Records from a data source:
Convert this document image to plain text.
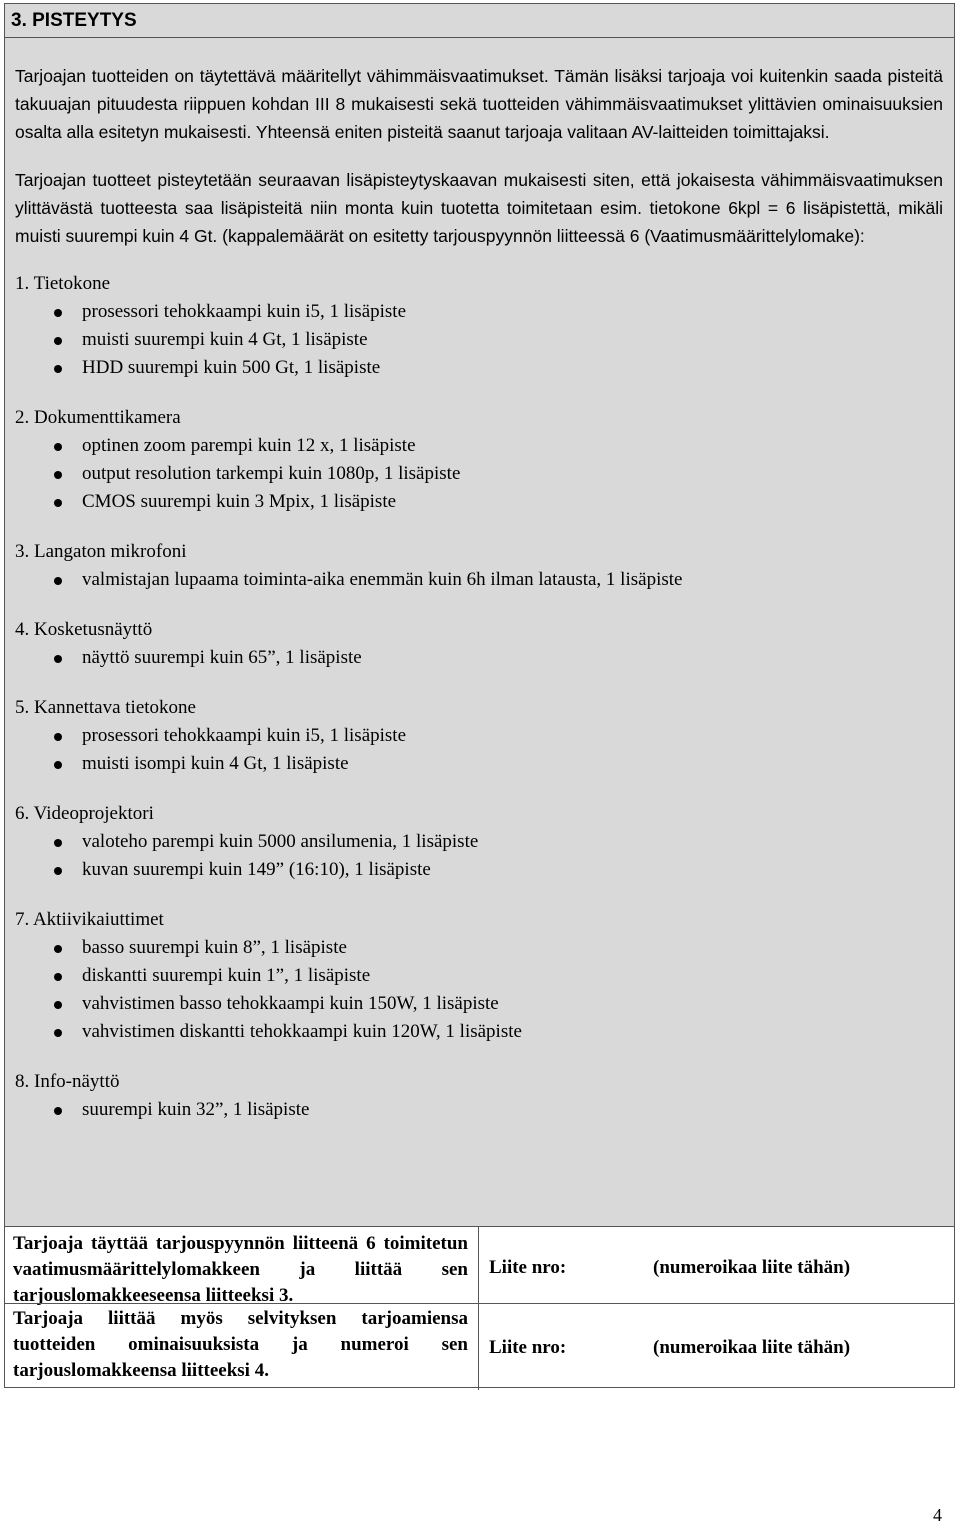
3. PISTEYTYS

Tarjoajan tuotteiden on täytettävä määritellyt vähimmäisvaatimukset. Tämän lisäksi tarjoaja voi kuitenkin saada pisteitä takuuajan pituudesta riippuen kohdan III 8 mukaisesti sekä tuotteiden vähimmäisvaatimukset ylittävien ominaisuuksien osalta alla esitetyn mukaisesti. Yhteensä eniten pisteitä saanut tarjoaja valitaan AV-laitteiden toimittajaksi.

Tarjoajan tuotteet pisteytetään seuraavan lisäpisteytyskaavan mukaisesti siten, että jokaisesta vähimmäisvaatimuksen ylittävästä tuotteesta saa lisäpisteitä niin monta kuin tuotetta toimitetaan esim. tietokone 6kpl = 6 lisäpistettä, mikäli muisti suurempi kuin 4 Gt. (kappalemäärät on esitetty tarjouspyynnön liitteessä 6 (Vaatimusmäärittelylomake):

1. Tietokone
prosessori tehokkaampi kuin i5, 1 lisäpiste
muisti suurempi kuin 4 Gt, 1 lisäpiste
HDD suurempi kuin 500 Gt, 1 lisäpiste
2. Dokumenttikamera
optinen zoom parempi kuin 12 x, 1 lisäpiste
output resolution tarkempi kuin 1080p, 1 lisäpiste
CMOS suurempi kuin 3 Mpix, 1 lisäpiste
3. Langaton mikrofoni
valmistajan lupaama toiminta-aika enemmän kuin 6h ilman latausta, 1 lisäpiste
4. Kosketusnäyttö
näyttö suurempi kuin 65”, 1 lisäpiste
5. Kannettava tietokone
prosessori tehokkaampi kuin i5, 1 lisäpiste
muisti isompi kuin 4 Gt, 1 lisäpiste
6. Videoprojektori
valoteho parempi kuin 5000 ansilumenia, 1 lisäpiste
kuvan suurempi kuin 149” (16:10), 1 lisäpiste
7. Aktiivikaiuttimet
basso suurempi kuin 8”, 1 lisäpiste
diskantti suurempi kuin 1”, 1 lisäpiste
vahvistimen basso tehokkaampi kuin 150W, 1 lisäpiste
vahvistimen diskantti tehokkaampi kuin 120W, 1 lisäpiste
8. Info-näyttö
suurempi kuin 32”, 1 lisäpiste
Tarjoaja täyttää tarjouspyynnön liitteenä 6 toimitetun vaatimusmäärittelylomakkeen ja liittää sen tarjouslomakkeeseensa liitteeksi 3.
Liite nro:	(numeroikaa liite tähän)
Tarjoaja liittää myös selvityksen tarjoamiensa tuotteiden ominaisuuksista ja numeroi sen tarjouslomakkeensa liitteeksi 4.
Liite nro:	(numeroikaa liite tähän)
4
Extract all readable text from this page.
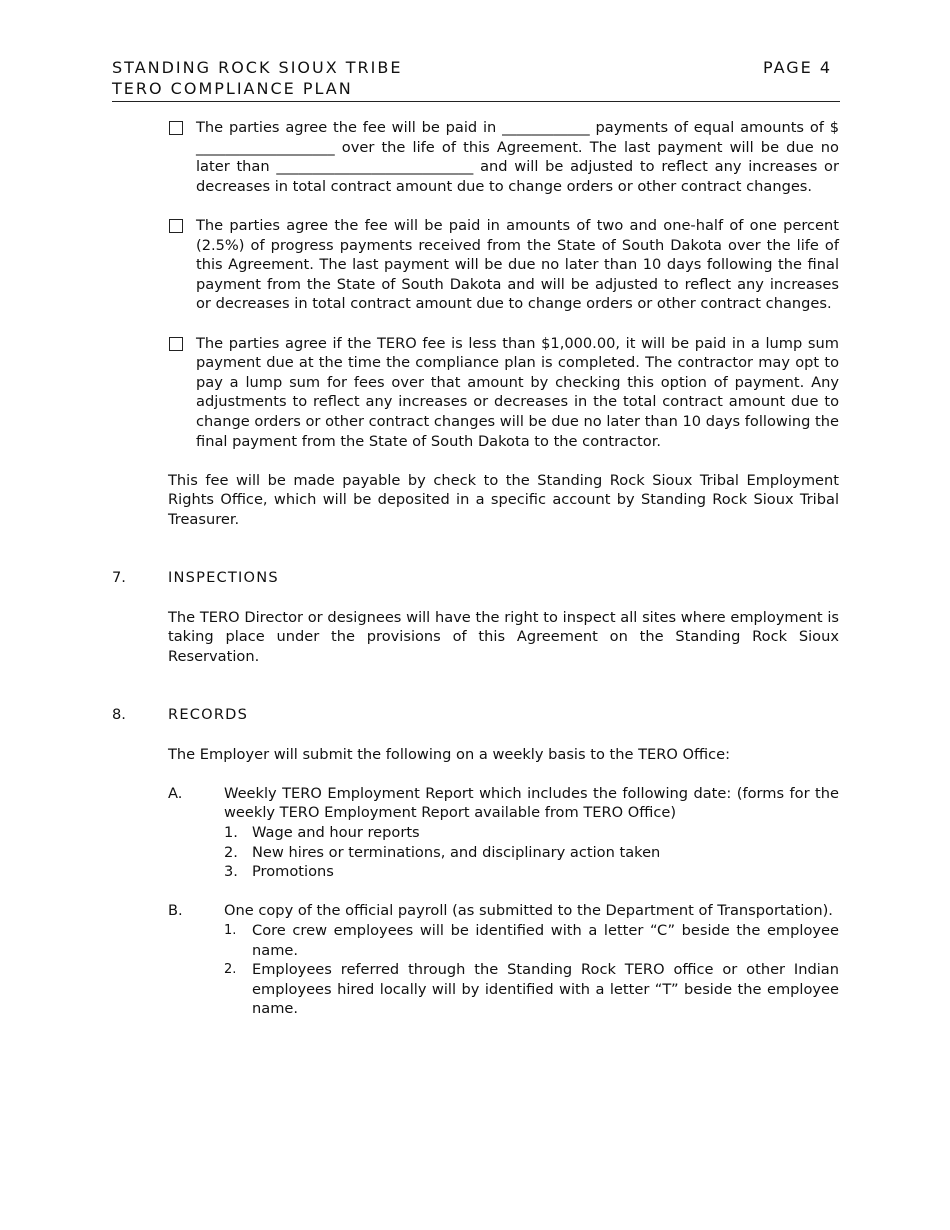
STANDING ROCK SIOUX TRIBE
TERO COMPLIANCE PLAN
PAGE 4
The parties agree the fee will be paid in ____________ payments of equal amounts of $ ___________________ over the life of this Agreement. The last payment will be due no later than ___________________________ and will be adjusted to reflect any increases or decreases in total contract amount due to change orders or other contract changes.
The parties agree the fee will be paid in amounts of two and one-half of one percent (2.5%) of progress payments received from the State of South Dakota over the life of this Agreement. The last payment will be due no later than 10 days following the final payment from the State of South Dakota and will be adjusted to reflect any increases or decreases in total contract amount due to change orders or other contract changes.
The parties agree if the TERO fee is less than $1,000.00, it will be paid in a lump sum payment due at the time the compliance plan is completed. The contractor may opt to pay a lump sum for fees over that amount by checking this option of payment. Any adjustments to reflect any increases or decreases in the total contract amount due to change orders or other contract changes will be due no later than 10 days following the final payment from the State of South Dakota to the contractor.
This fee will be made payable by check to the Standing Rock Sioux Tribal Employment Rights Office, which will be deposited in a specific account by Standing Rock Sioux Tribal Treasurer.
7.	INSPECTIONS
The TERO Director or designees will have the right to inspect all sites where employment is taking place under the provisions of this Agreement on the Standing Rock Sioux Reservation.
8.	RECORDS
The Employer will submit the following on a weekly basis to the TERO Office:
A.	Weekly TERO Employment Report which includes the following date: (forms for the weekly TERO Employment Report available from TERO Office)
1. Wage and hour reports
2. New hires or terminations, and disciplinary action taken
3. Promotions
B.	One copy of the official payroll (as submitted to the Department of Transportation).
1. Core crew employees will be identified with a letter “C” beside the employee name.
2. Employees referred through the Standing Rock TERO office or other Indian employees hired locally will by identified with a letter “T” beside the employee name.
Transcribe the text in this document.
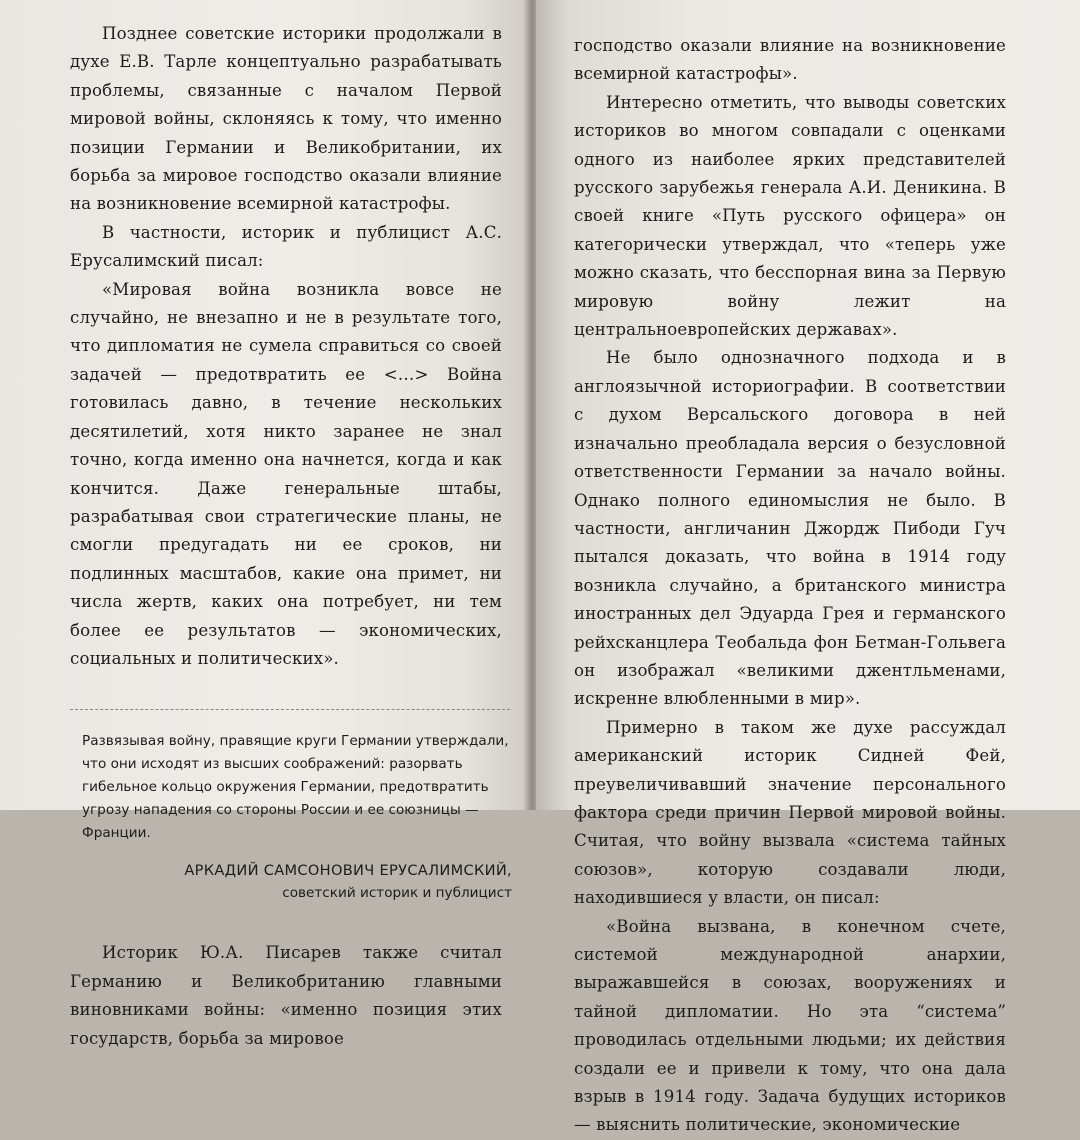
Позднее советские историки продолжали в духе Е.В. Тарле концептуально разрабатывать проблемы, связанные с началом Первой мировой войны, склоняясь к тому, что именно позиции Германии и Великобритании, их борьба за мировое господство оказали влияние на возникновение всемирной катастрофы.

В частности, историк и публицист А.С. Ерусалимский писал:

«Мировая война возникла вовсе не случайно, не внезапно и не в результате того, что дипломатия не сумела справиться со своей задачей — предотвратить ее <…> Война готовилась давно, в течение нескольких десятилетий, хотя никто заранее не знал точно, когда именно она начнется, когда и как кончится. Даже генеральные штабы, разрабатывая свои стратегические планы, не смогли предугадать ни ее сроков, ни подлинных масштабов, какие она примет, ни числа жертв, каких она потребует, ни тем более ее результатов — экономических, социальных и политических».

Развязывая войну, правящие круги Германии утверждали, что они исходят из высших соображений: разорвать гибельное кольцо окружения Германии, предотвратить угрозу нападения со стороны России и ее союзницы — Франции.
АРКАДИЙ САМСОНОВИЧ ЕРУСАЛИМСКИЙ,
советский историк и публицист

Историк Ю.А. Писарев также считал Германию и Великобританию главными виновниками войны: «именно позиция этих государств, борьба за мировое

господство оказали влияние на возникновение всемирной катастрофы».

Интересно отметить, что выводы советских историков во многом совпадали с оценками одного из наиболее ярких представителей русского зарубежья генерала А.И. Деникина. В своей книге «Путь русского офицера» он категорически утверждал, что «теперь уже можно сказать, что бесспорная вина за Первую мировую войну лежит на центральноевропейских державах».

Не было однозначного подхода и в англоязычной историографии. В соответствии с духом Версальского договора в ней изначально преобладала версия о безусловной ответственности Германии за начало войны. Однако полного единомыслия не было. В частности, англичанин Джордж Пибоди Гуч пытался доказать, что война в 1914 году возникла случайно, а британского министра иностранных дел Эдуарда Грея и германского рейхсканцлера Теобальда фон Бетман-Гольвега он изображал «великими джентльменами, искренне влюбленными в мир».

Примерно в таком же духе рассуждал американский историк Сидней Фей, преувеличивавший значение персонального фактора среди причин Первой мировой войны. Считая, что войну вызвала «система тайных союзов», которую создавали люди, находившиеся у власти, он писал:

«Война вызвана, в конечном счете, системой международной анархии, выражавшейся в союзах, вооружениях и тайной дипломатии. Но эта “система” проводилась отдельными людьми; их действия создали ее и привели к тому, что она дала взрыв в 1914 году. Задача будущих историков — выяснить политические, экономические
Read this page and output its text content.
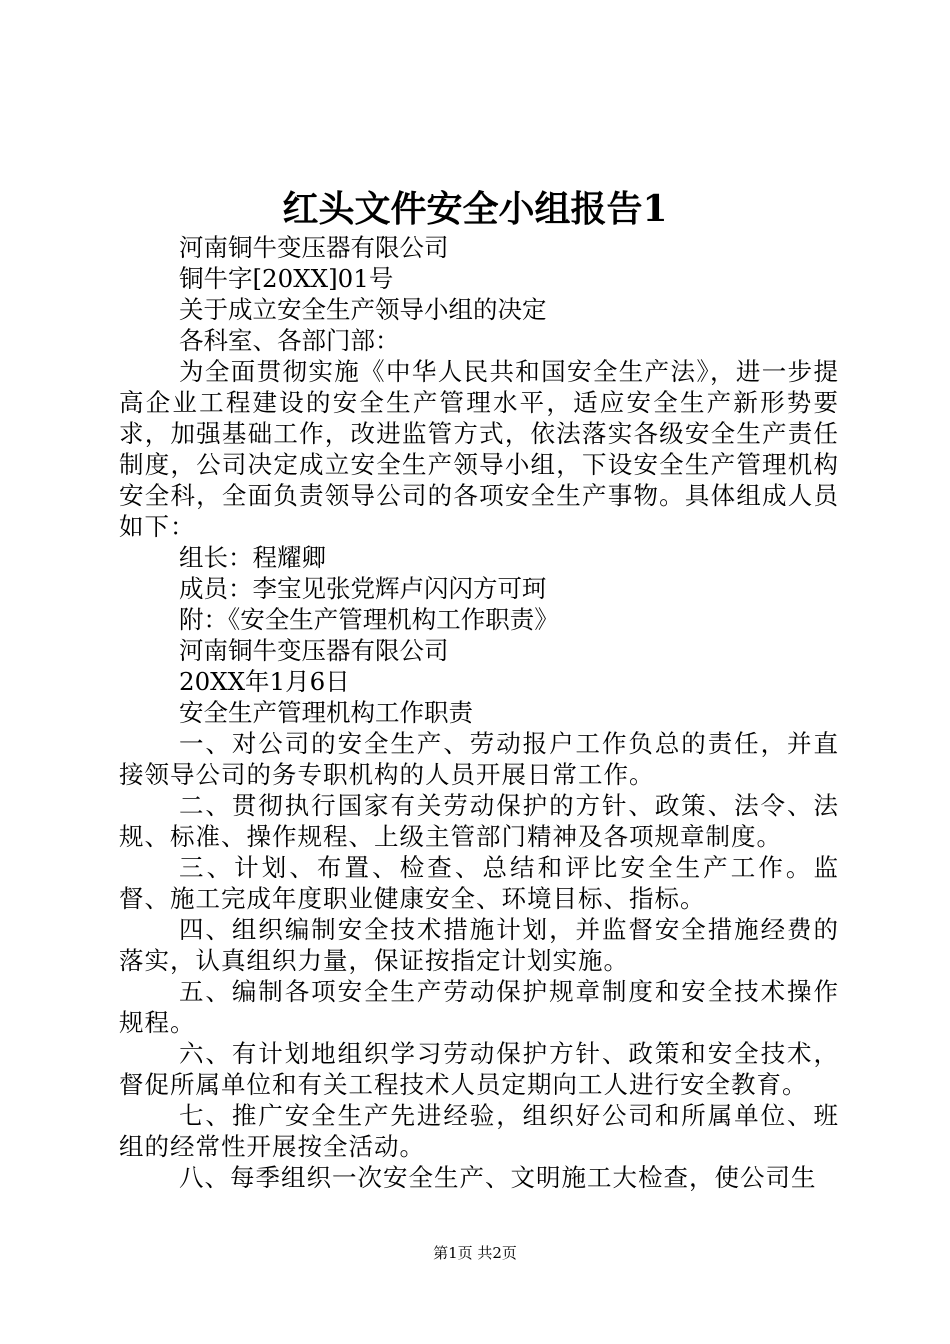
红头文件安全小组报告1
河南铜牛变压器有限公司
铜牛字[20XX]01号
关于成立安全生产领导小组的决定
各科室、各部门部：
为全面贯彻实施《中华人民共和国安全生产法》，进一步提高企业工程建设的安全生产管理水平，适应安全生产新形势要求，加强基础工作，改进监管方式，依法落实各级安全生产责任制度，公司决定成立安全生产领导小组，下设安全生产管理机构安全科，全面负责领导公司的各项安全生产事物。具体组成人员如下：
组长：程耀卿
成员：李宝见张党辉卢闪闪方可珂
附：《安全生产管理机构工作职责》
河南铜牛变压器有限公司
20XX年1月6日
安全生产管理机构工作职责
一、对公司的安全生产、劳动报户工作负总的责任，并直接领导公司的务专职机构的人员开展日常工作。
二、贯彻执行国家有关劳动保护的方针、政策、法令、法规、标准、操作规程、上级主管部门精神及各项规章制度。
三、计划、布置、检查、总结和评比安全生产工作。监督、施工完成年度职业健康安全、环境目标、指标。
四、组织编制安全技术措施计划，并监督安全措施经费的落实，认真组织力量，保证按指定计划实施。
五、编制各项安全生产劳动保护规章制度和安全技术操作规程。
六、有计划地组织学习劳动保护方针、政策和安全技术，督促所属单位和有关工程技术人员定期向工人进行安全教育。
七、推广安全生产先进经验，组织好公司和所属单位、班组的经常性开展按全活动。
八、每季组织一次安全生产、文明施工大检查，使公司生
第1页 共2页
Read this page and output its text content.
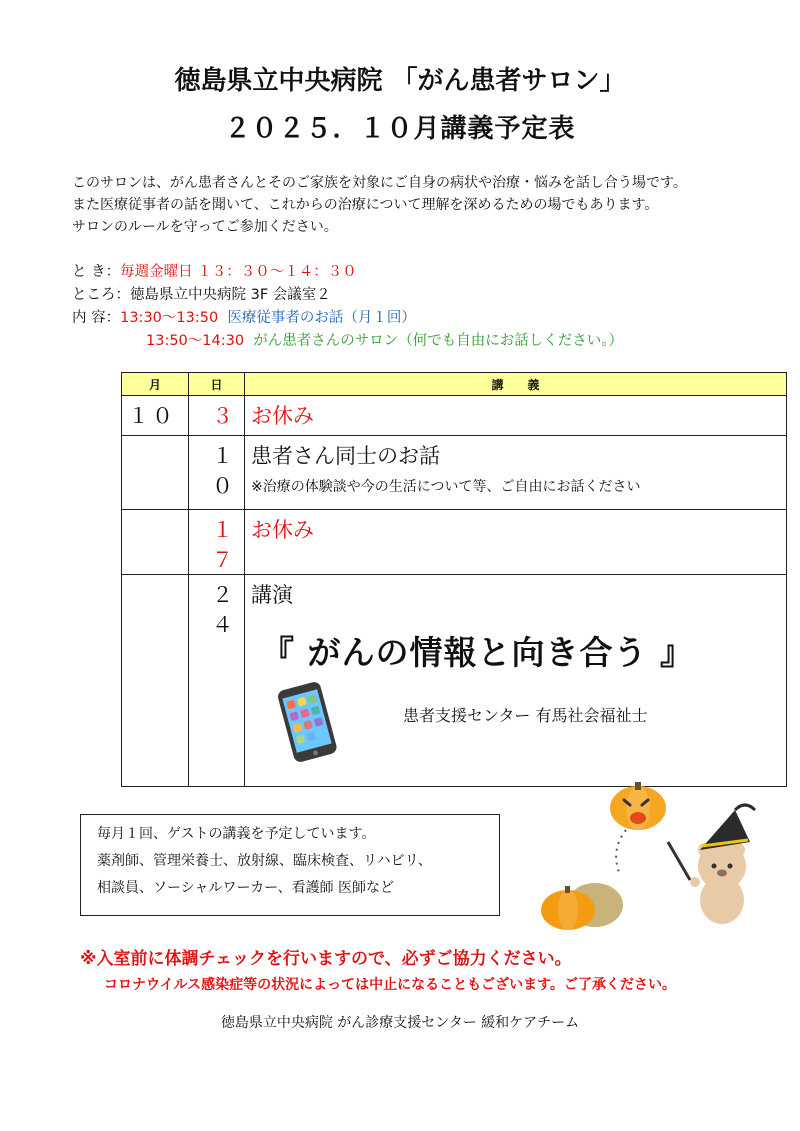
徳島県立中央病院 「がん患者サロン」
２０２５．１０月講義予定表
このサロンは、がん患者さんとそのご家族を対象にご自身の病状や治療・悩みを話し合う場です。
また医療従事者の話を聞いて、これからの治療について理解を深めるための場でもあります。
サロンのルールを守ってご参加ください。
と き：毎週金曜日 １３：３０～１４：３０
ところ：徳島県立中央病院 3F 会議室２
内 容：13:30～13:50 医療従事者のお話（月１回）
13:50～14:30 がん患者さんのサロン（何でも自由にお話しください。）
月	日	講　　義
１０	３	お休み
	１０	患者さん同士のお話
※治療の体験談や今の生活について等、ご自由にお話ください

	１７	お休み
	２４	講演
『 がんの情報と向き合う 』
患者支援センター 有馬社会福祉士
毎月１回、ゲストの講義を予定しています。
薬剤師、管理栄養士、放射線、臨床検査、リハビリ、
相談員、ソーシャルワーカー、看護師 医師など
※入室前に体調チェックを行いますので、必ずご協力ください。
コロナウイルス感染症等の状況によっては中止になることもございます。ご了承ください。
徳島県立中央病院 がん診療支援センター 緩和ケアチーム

◆ **TASK**
Collect the lines of the records that include the string "vahvistimen".

◆ **WORKED SOLUTION**
vahvistimen basso tehokkaampi kuin 150W, 1 lisäpiste
vahvistimen diskantti tehokkaampi kuin 120W, 1 lisäpiste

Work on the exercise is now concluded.